Exercise: Transcribe the whole listing without a single picture.

+++ Stored records

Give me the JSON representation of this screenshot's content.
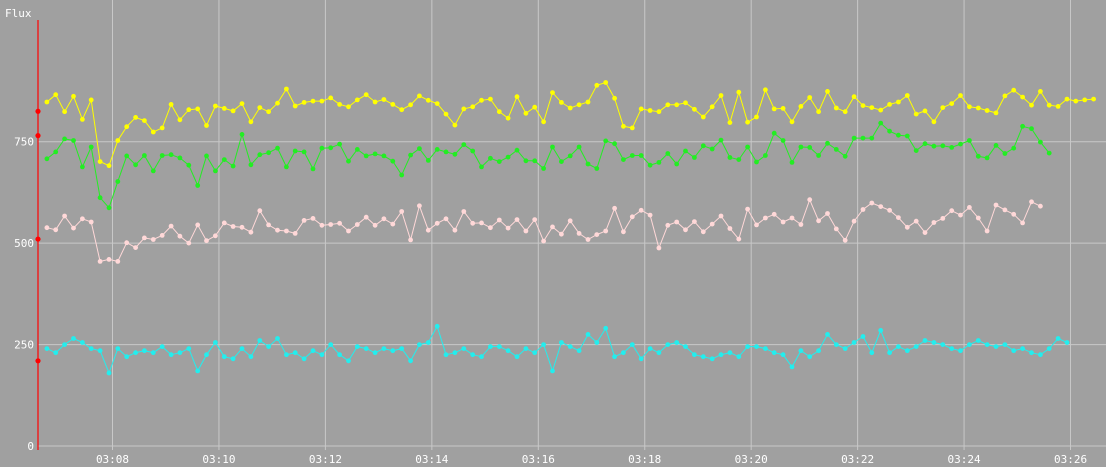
{
  "colors": {
    "background": "#a0a0a0",
    "grid": "#c8c8c8",
    "text": "#ffffff",
    "axis": "#ff0000",
    "markers": "#ff0000"
  },
  "chart_data": {
    "type": "line",
    "ylabel": "Flux",
    "ylim": [
      0,
      1050
    ],
    "yticks": [
      0,
      250,
      500,
      750
    ],
    "xlim": [
      "03:06:36",
      "03:26:40"
    ],
    "xticks": [
      "03:08",
      "03:10",
      "03:12",
      "03:14",
      "03:16",
      "03:18",
      "03:20",
      "03:22",
      "03:24",
      "03:26"
    ],
    "grid": true,
    "axis_markers": [
      825,
      765,
      510,
      210
    ],
    "x_start": "03:06:46",
    "x_step_seconds": 10,
    "series": [
      {
        "color": "#ffff00",
        "values": [
          848,
          866,
          824,
          862,
          805,
          853,
          701,
          691,
          753,
          787,
          810,
          802,
          774,
          784,
          842,
          804,
          829,
          831,
          790,
          838,
          832,
          826,
          844,
          799,
          834,
          824,
          845,
          880,
          838,
          847,
          850,
          850,
          858,
          842,
          836,
          853,
          866,
          848,
          854,
          842,
          829,
          841,
          863,
          852,
          844,
          818,
          791,
          831,
          836,
          852,
          855,
          824,
          808,
          861,
          820,
          835,
          799,
          871,
          847,
          833,
          841,
          848,
          889,
          896,
          857,
          788,
          784,
          831,
          827,
          824,
          841,
          841,
          846,
          830,
          811,
          836,
          864,
          797,
          872,
          798,
          811,
          878,
          831,
          832,
          799,
          837,
          859,
          824,
          874,
          833,
          824,
          861,
          839,
          834,
          828,
          842,
          848,
          864,
          818,
          826,
          799,
          834,
          844,
          864,
          836,
          833,
          827,
          821,
          863,
          877,
          860,
          840,
          874,
          840,
          837,
          855,
          850,
          853,
          855
        ]
      },
      {
        "color": "#22ee22",
        "values": [
          708,
          725,
          757,
          753,
          688,
          737,
          612,
          587,
          652,
          715,
          693,
          716,
          678,
          716,
          718,
          710,
          692,
          642,
          715,
          678,
          706,
          690,
          768,
          693,
          718,
          723,
          734,
          688,
          727,
          725,
          683,
          734,
          735,
          744,
          702,
          731,
          715,
          720,
          715,
          702,
          668,
          717,
          733,
          704,
          731,
          725,
          719,
          743,
          727,
          688,
          709,
          701,
          712,
          729,
          703,
          703,
          684,
          737,
          701,
          715,
          737,
          695,
          684,
          752,
          745,
          706,
          716,
          716,
          692,
          699,
          721,
          695,
          727,
          711,
          740,
          732,
          754,
          711,
          706,
          737,
          700,
          716,
          771,
          753,
          699,
          737,
          736,
          716,
          746,
          731,
          714,
          759,
          759,
          759,
          796,
          776,
          766,
          764,
          728,
          745,
          739,
          740,
          736,
          744,
          753,
          714,
          710,
          741,
          721,
          734,
          788,
          782,
          749,
          722
        ]
      },
      {
        "color": "#ffd8d8",
        "values": [
          538,
          533,
          567,
          537,
          560,
          552,
          455,
          460,
          455,
          501,
          489,
          513,
          509,
          519,
          542,
          517,
          500,
          545,
          506,
          518,
          550,
          541,
          539,
          527,
          580,
          545,
          532,
          530,
          524,
          556,
          561,
          544,
          546,
          549,
          530,
          546,
          564,
          544,
          560,
          547,
          578,
          508,
          592,
          532,
          549,
          560,
          532,
          578,
          549,
          550,
          538,
          557,
          537,
          558,
          530,
          558,
          505,
          540,
          522,
          555,
          524,
          509,
          521,
          530,
          586,
          528,
          565,
          581,
          569,
          488,
          544,
          552,
          533,
          553,
          528,
          547,
          567,
          536,
          510,
          584,
          545,
          562,
          571,
          552,
          562,
          546,
          607,
          555,
          573,
          535,
          507,
          554,
          583,
          599,
          590,
          581,
          563,
          539,
          554,
          526,
          551,
          561,
          580,
          569,
          588,
          562,
          530,
          594,
          582,
          571,
          550,
          602,
          591
        ]
      },
      {
        "color": "#22eeee",
        "values": [
          240,
          230,
          250,
          265,
          255,
          240,
          235,
          180,
          240,
          220,
          230,
          235,
          230,
          245,
          225,
          230,
          240,
          185,
          225,
          255,
          220,
          215,
          240,
          220,
          260,
          245,
          265,
          225,
          230,
          215,
          235,
          225,
          250,
          225,
          210,
          245,
          240,
          230,
          240,
          235,
          240,
          210,
          250,
          255,
          295,
          225,
          230,
          240,
          225,
          220,
          245,
          245,
          235,
          220,
          240,
          230,
          250,
          185,
          255,
          245,
          235,
          275,
          255,
          290,
          220,
          230,
          250,
          215,
          240,
          230,
          250,
          255,
          245,
          225,
          220,
          215,
          225,
          230,
          220,
          245,
          245,
          240,
          230,
          225,
          195,
          235,
          220,
          235,
          275,
          250,
          240,
          255,
          270,
          230,
          285,
          230,
          245,
          235,
          245,
          260,
          255,
          250,
          240,
          235,
          250,
          260,
          250,
          245,
          250,
          235,
          240,
          230,
          225,
          240,
          265,
          255
        ]
      }
    ]
  }
}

++++++

Complete answer:
Give me the JSON representation of this screenshot's content.
{
  "colors": {
    "background": "#a0a0a0",
    "grid": "#c8c8c8",
    "text": "#ffffff",
    "axis": "#ff0000",
    "markers": "#ff0000"
  },
  "chart_data": {
    "type": "line",
    "ylabel": "Flux",
    "ylim": [
      0,
      1050
    ],
    "yticks": [
      0,
      250,
      500,
      750
    ],
    "xlim": [
      "03:06:36",
      "03:26:40"
    ],
    "xticks": [
      "03:08",
      "03:10",
      "03:12",
      "03:14",
      "03:16",
      "03:18",
      "03:20",
      "03:22",
      "03:24",
      "03:26"
    ],
    "grid": true,
    "axis_markers": [
      825,
      765,
      510,
      210
    ],
    "x_start": "03:06:46",
    "x_step_seconds": 10,
    "series": [
      {
        "color": "#ffff00",
        "values": [
          848,
          866,
          824,
          862,
          805,
          853,
          701,
          691,
          753,
          787,
          810,
          802,
          774,
          784,
          842,
          804,
          829,
          831,
          790,
          838,
          832,
          826,
          844,
          799,
          834,
          824,
          845,
          880,
          838,
          847,
          850,
          850,
          858,
          842,
          836,
          853,
          866,
          848,
          854,
          842,
          829,
          841,
          863,
          852,
          844,
          818,
          791,
          831,
          836,
          852,
          855,
          824,
          808,
          861,
          820,
          835,
          799,
          871,
          847,
          833,
          841,
          848,
          889,
          896,
          857,
          788,
          784,
          831,
          827,
          824,
          841,
          841,
          846,
          830,
          811,
          836,
          864,
          797,
          872,
          798,
          811,
          878,
          831,
          832,
          799,
          837,
          859,
          824,
          874,
          833,
          824,
          861,
          839,
          834,
          828,
          842,
          848,
          864,
          818,
          826,
          799,
          834,
          844,
          864,
          836,
          833,
          827,
          821,
          863,
          877,
          860,
          840,
          874,
          840,
          837,
          855,
          850,
          853,
          855
        ]
      },
      {
        "color": "#22ee22",
        "values": [
          708,
          725,
          757,
          753,
          688,
          737,
          612,
          587,
          652,
          715,
          693,
          716,
          678,
          716,
          718,
          710,
          692,
          642,
          715,
          678,
          706,
          690,
          768,
          693,
          718,
          723,
          734,
          688,
          727,
          725,
          683,
          734,
          735,
          744,
          702,
          731,
          715,
          720,
          715,
          702,
          668,
          717,
          733,
          704,
          731,
          725,
          719,
          743,
          727,
          688,
          709,
          701,
          712,
          729,
          703,
          703,
          684,
          737,
          701,
          715,
          737,
          695,
          684,
          752,
          745,
          706,
          716,
          716,
          692,
          699,
          721,
          695,
          727,
          711,
          740,
          732,
          754,
          711,
          706,
          737,
          700,
          716,
          771,
          753,
          699,
          737,
          736,
          716,
          746,
          731,
          714,
          759,
          759,
          759,
          796,
          776,
          766,
          764,
          728,
          745,
          739,
          740,
          736,
          744,
          753,
          714,
          710,
          741,
          721,
          734,
          788,
          782,
          749,
          722
        ]
      },
      {
        "color": "#ffd8d8",
        "values": [
          538,
          533,
          567,
          537,
          560,
          552,
          455,
          460,
          455,
          501,
          489,
          513,
          509,
          519,
          542,
          517,
          500,
          545,
          506,
          518,
          550,
          541,
          539,
          527,
          580,
          545,
          532,
          530,
          524,
          556,
          561,
          544,
          546,
          549,
          530,
          546,
          564,
          544,
          560,
          547,
          578,
          508,
          592,
          532,
          549,
          560,
          532,
          578,
          549,
          550,
          538,
          557,
          537,
          558,
          530,
          558,
          505,
          540,
          522,
          555,
          524,
          509,
          521,
          530,
          586,
          528,
          565,
          581,
          569,
          488,
          544,
          552,
          533,
          553,
          528,
          547,
          567,
          536,
          510,
          584,
          545,
          562,
          571,
          552,
          562,
          546,
          607,
          555,
          573,
          535,
          507,
          554,
          583,
          599,
          590,
          581,
          563,
          539,
          554,
          526,
          551,
          561,
          580,
          569,
          588,
          562,
          530,
          594,
          582,
          571,
          550,
          602,
          591
        ]
      },
      {
        "color": "#22eeee",
        "values": [
          240,
          230,
          250,
          265,
          255,
          240,
          235,
          180,
          240,
          220,
          230,
          235,
          230,
          245,
          225,
          230,
          240,
          185,
          225,
          255,
          220,
          215,
          240,
          220,
          260,
          245,
          265,
          225,
          230,
          215,
          235,
          225,
          250,
          225,
          210,
          245,
          240,
          230,
          240,
          235,
          240,
          210,
          250,
          255,
          295,
          225,
          230,
          240,
          225,
          220,
          245,
          245,
          235,
          220,
          240,
          230,
          250,
          185,
          255,
          245,
          235,
          275,
          255,
          290,
          220,
          230,
          250,
          215,
          240,
          230,
          250,
          255,
          245,
          225,
          220,
          215,
          225,
          230,
          220,
          245,
          245,
          240,
          230,
          225,
          195,
          235,
          220,
          235,
          275,
          250,
          240,
          255,
          270,
          230,
          285,
          230,
          245,
          235,
          245,
          260,
          255,
          250,
          240,
          235,
          250,
          260,
          250,
          245,
          250,
          235,
          240,
          230,
          225,
          240,
          265,
          255
        ]
      }
    ]
  }
}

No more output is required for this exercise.